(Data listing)
────

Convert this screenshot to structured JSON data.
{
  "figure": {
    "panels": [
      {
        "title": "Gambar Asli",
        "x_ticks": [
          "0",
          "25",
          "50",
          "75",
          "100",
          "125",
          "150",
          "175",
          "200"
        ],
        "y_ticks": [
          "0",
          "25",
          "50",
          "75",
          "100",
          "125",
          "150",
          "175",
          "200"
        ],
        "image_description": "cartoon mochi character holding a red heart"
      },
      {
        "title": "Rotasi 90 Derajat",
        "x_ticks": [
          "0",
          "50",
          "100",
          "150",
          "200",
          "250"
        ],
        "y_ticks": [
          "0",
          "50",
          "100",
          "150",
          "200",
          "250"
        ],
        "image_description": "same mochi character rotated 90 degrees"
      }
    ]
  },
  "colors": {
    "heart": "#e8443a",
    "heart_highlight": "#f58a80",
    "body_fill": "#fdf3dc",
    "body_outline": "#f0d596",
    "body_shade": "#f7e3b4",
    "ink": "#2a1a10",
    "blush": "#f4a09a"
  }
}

────

Retype the listing above in full, with no alterations.

→ Written answer
Convert this screenshot to structured JSON data.
{
  "figure": {
    "panels": [
      {
        "title": "Gambar Asli",
        "x_ticks": [
          "0",
          "25",
          "50",
          "75",
          "100",
          "125",
          "150",
          "175",
          "200"
        ],
        "y_ticks": [
          "0",
          "25",
          "50",
          "75",
          "100",
          "125",
          "150",
          "175",
          "200"
        ],
        "image_description": "cartoon mochi character holding a red heart"
      },
      {
        "title": "Rotasi 90 Derajat",
        "x_ticks": [
          "0",
          "50",
          "100",
          "150",
          "200",
          "250"
        ],
        "y_ticks": [
          "0",
          "50",
          "100",
          "150",
          "200",
          "250"
        ],
        "image_description": "same mochi character rotated 90 degrees"
      }
    ]
  },
  "colors": {
    "heart": "#e8443a",
    "heart_highlight": "#f58a80",
    "body_fill": "#fdf3dc",
    "body_outline": "#f0d596",
    "body_shade": "#f7e3b4",
    "ink": "#2a1a10",
    "blush": "#f4a09a"
  }
}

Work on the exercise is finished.